━━ Records for processing

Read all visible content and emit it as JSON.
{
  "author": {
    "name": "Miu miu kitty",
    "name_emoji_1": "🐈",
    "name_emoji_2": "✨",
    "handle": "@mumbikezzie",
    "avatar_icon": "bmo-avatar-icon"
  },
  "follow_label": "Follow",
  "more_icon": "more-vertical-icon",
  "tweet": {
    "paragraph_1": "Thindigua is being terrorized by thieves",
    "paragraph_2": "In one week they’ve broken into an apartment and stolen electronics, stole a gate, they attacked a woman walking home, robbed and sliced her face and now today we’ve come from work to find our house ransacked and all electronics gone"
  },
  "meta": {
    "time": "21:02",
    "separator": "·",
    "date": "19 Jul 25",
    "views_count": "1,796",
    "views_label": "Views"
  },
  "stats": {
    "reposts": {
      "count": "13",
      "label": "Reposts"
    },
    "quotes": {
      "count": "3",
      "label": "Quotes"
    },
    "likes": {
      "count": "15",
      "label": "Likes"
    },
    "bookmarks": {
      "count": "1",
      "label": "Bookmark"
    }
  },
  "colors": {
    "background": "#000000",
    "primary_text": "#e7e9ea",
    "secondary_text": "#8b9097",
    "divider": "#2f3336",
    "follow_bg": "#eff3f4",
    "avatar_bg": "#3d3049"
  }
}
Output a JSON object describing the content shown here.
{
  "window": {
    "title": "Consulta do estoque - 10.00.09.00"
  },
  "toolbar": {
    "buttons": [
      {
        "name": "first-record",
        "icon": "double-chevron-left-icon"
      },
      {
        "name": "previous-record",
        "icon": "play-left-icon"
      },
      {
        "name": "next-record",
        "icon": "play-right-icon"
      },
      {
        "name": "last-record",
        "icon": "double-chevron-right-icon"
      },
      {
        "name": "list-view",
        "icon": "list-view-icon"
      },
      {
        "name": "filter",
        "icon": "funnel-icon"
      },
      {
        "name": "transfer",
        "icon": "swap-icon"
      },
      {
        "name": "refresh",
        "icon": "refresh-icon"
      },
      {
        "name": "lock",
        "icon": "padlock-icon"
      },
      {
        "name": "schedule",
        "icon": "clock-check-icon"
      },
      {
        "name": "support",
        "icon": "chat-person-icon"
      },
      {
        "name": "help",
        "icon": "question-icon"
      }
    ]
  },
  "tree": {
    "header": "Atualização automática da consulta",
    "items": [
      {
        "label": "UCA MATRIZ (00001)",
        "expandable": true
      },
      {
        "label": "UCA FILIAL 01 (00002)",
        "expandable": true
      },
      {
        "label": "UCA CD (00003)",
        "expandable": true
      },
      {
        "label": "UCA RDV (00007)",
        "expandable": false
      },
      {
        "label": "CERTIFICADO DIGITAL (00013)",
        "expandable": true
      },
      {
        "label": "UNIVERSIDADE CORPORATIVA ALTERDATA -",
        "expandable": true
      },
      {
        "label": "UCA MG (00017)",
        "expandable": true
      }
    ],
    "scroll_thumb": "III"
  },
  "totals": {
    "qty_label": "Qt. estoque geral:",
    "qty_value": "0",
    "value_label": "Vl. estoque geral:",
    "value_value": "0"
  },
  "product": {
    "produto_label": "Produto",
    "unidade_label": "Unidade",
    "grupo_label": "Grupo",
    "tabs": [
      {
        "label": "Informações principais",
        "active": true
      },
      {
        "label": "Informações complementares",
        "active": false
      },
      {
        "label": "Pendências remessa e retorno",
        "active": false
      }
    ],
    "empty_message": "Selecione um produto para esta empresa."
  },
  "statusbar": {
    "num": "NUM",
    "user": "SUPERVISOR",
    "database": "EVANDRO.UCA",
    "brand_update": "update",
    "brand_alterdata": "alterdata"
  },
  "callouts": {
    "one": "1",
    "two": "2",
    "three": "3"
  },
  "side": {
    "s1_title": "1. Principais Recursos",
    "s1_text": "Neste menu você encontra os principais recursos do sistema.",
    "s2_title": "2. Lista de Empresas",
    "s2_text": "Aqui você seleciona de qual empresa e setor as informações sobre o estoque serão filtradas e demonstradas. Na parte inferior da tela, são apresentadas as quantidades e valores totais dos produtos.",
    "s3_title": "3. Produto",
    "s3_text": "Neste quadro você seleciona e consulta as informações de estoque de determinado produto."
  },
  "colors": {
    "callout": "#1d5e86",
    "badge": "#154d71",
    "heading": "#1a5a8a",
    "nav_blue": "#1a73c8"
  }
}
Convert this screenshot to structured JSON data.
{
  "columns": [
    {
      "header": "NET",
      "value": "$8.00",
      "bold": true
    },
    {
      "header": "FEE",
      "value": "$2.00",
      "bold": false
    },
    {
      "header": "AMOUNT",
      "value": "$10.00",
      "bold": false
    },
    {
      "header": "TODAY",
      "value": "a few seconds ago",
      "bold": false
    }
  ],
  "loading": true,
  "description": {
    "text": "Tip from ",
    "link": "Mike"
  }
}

━━━━

§ Task directions
From the first line to the last, please quote the material above exactly.

§ Full solution
Read all visible content and emit it as JSON.
{
  "author": {
    "name": "Miu miu kitty",
    "name_emoji_1": "🐈",
    "name_emoji_2": "✨",
    "handle": "@mumbikezzie",
    "avatar_icon": "bmo-avatar-icon"
  },
  "follow_label": "Follow",
  "more_icon": "more-vertical-icon",
  "tweet": {
    "paragraph_1": "Thindigua is being terrorized by thieves",
    "paragraph_2": "In one week they’ve broken into an apartment and stolen electronics, stole a gate, they attacked a woman walking home, robbed and sliced her face and now today we’ve come from work to find our house ransacked and all electronics gone"
  },
  "meta": {
    "time": "21:02",
    "separator": "·",
    "date": "19 Jul 25",
    "views_count": "1,796",
    "views_label": "Views"
  },
  "stats": {
    "reposts": {
      "count": "13",
      "label": "Reposts"
    },
    "quotes": {
      "count": "3",
      "label": "Quotes"
    },
    "likes": {
      "count": "15",
      "label": "Likes"
    },
    "bookmarks": {
      "count": "1",
      "label": "Bookmark"
    }
  },
  "colors": {
    "background": "#000000",
    "primary_text": "#e7e9ea",
    "secondary_text": "#8b9097",
    "divider": "#2f3336",
    "follow_bg": "#eff3f4",
    "avatar_bg": "#3d3049"
  }
}
Output a JSON object describing the content shown here.
{
  "window": {
    "title": "Consulta do estoque - 10.00.09.00"
  },
  "toolbar": {
    "buttons": [
      {
        "name": "first-record",
        "icon": "double-chevron-left-icon"
      },
      {
        "name": "previous-record",
        "icon": "play-left-icon"
      },
      {
        "name": "next-record",
        "icon": "play-right-icon"
      },
      {
        "name": "last-record",
        "icon": "double-chevron-right-icon"
      },
      {
        "name": "list-view",
        "icon": "list-view-icon"
      },
      {
        "name": "filter",
        "icon": "funnel-icon"
      },
      {
        "name": "transfer",
        "icon": "swap-icon"
      },
      {
        "name": "refresh",
        "icon": "refresh-icon"
      },
      {
        "name": "lock",
        "icon": "padlock-icon"
      },
      {
        "name": "schedule",
        "icon": "clock-check-icon"
      },
      {
        "name": "support",
        "icon": "chat-person-icon"
      },
      {
        "name": "help",
        "icon": "question-icon"
      }
    ]
  },
  "tree": {
    "header": "Atualização automática da consulta",
    "items": [
      {
        "label": "UCA MATRIZ (00001)",
        "expandable": true
      },
      {
        "label": "UCA FILIAL 01 (00002)",
        "expandable": true
      },
      {
        "label": "UCA CD (00003)",
        "expandable": true
      },
      {
        "label": "UCA RDV (00007)",
        "expandable": false
      },
      {
        "label": "CERTIFICADO DIGITAL (00013)",
        "expandable": true
      },
      {
        "label": "UNIVERSIDADE CORPORATIVA ALTERDATA -",
        "expandable": true
      },
      {
        "label": "UCA MG (00017)",
        "expandable": true
      }
    ],
    "scroll_thumb": "III"
  },
  "totals": {
    "qty_label": "Qt. estoque geral:",
    "qty_value": "0",
    "value_label": "Vl. estoque geral:",
    "value_value": "0"
  },
  "product": {
    "produto_label": "Produto",
    "unidade_label": "Unidade",
    "grupo_label": "Grupo",
    "tabs": [
      {
        "label": "Informações principais",
        "active": true
      },
      {
        "label": "Informações complementares",
        "active": false
      },
      {
        "label": "Pendências remessa e retorno",
        "active": false
      }
    ],
    "empty_message": "Selecione um produto para esta empresa."
  },
  "statusbar": {
    "num": "NUM",
    "user": "SUPERVISOR",
    "database": "EVANDRO.UCA",
    "brand_update": "update",
    "brand_alterdata": "alterdata"
  },
  "callouts": {
    "one": "1",
    "two": "2",
    "three": "3"
  },
  "side": {
    "s1_title": "1. Principais Recursos",
    "s1_text": "Neste menu você encontra os principais recursos do sistema.",
    "s2_title": "2. Lista de Empresas",
    "s2_text": "Aqui você seleciona de qual empresa e setor as informações sobre o estoque serão filtradas e demonstradas. Na parte inferior da tela, são apresentadas as quantidades e valores totais dos produtos.",
    "s3_title": "3. Produto",
    "s3_text": "Neste quadro você seleciona e consulta as informações de estoque de determinado produto."
  },
  "colors": {
    "callout": "#1d5e86",
    "badge": "#154d71",
    "heading": "#1a5a8a",
    "nav_blue": "#1a73c8"
  }
}
Convert this screenshot to structured JSON data.
{
  "columns": [
    {
      "header": "NET",
      "value": "$8.00",
      "bold": true
    },
    {
      "header": "FEE",
      "value": "$2.00",
      "bold": false
    },
    {
      "header": "AMOUNT",
      "value": "$10.00",
      "bold": false
    },
    {
      "header": "TODAY",
      "value": "a few seconds ago",
      "bold": false
    }
  ],
  "loading": true,
  "description": {
    "text": "Tip from ",
    "link": "Mike"
  }
}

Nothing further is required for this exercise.